#### What is needed
Your task is to locate every line holding the string "rail" and to copy each of them.

Dataset rows about figures
>> Begin
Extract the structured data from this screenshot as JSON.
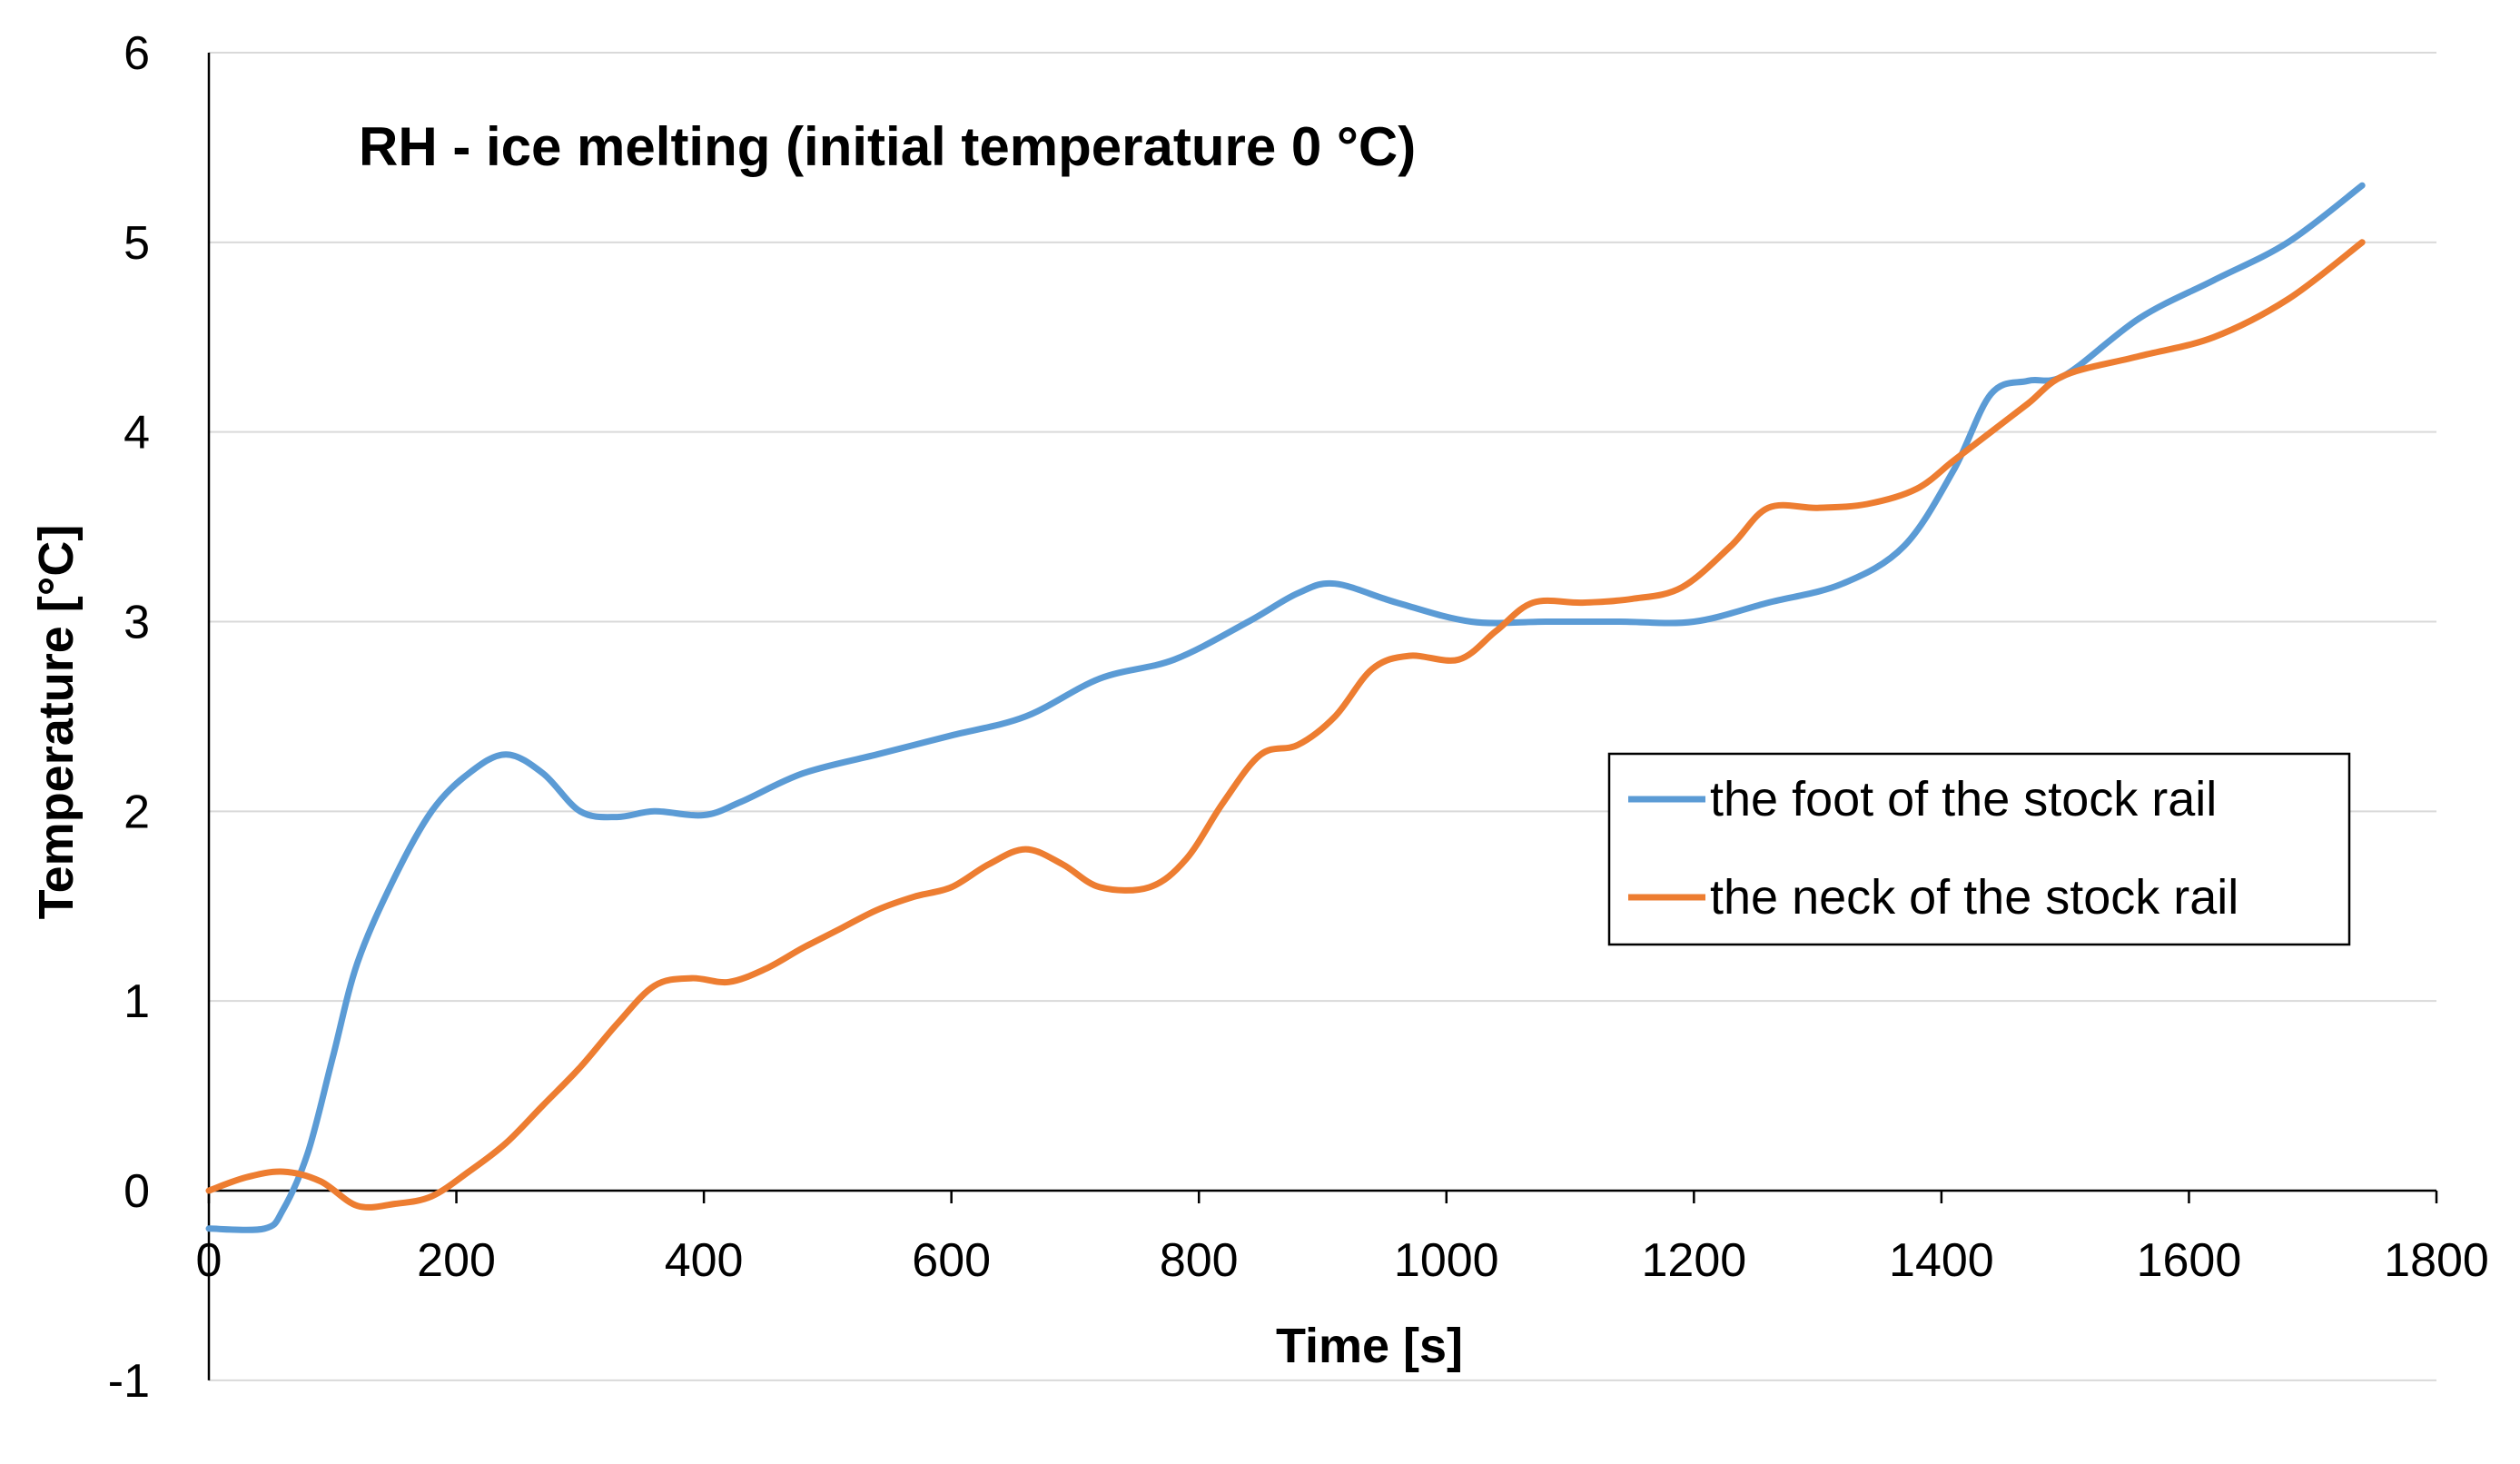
{
  "chart_data": {
    "type": "line",
    "title": "RH - ice melting (initial temperature 0 °C)",
    "xlabel": "Time [s]",
    "ylabel": "Temperature [°C]",
    "xlim": [
      0,
      1800
    ],
    "ylim": [
      -1,
      6
    ],
    "xticks": [
      0,
      200,
      400,
      600,
      800,
      1000,
      1200,
      1400,
      1600,
      1800
    ],
    "yticks": [
      -1,
      0,
      1,
      2,
      3,
      4,
      5,
      6
    ],
    "grid": "horizontal",
    "legend_position": "right",
    "series": [
      {
        "name": "the foot of the stock rail",
        "color": "#5B9BD5",
        "points": [
          [
            0,
            -0.2
          ],
          [
            45,
            -0.2
          ],
          [
            60,
            -0.1
          ],
          [
            80,
            0.2
          ],
          [
            100,
            0.7
          ],
          [
            120,
            1.2
          ],
          [
            150,
            1.65
          ],
          [
            180,
            2.0
          ],
          [
            210,
            2.2
          ],
          [
            240,
            2.3
          ],
          [
            270,
            2.2
          ],
          [
            300,
            2.0
          ],
          [
            330,
            1.97
          ],
          [
            360,
            2.0
          ],
          [
            400,
            1.98
          ],
          [
            430,
            2.05
          ],
          [
            480,
            2.2
          ],
          [
            540,
            2.3
          ],
          [
            600,
            2.4
          ],
          [
            660,
            2.5
          ],
          [
            720,
            2.7
          ],
          [
            780,
            2.8
          ],
          [
            840,
            3.0
          ],
          [
            880,
            3.15
          ],
          [
            910,
            3.2
          ],
          [
            960,
            3.1
          ],
          [
            1020,
            3.0
          ],
          [
            1080,
            3.0
          ],
          [
            1140,
            3.0
          ],
          [
            1200,
            3.0
          ],
          [
            1260,
            3.1
          ],
          [
            1320,
            3.2
          ],
          [
            1370,
            3.4
          ],
          [
            1410,
            3.8
          ],
          [
            1440,
            4.2
          ],
          [
            1470,
            4.27
          ],
          [
            1500,
            4.3
          ],
          [
            1560,
            4.6
          ],
          [
            1620,
            4.8
          ],
          [
            1680,
            5.0
          ],
          [
            1740,
            5.3
          ]
        ]
      },
      {
        "name": "the neck of the stock rail",
        "color": "#ED7D31",
        "points": [
          [
            0,
            0.0
          ],
          [
            30,
            0.07
          ],
          [
            60,
            0.1
          ],
          [
            90,
            0.05
          ],
          [
            120,
            -0.08
          ],
          [
            150,
            -0.07
          ],
          [
            180,
            -0.03
          ],
          [
            210,
            0.1
          ],
          [
            240,
            0.25
          ],
          [
            270,
            0.45
          ],
          [
            300,
            0.65
          ],
          [
            330,
            0.88
          ],
          [
            360,
            1.08
          ],
          [
            390,
            1.12
          ],
          [
            420,
            1.1
          ],
          [
            450,
            1.17
          ],
          [
            480,
            1.28
          ],
          [
            510,
            1.38
          ],
          [
            540,
            1.48
          ],
          [
            570,
            1.55
          ],
          [
            600,
            1.6
          ],
          [
            630,
            1.72
          ],
          [
            660,
            1.8
          ],
          [
            690,
            1.72
          ],
          [
            720,
            1.6
          ],
          [
            760,
            1.6
          ],
          [
            790,
            1.75
          ],
          [
            820,
            2.05
          ],
          [
            850,
            2.3
          ],
          [
            880,
            2.35
          ],
          [
            910,
            2.5
          ],
          [
            940,
            2.75
          ],
          [
            970,
            2.82
          ],
          [
            1010,
            2.8
          ],
          [
            1040,
            2.95
          ],
          [
            1070,
            3.1
          ],
          [
            1110,
            3.1
          ],
          [
            1150,
            3.12
          ],
          [
            1190,
            3.18
          ],
          [
            1230,
            3.4
          ],
          [
            1260,
            3.6
          ],
          [
            1300,
            3.6
          ],
          [
            1340,
            3.62
          ],
          [
            1380,
            3.7
          ],
          [
            1410,
            3.85
          ],
          [
            1440,
            4.0
          ],
          [
            1470,
            4.15
          ],
          [
            1500,
            4.3
          ],
          [
            1560,
            4.4
          ],
          [
            1620,
            4.5
          ],
          [
            1680,
            4.7
          ],
          [
            1740,
            5.0
          ]
        ]
      }
    ]
  }
}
>> End
#### Written solution
        "name": "the foot of the stock rail",
        "name": "the neck of the stock rail",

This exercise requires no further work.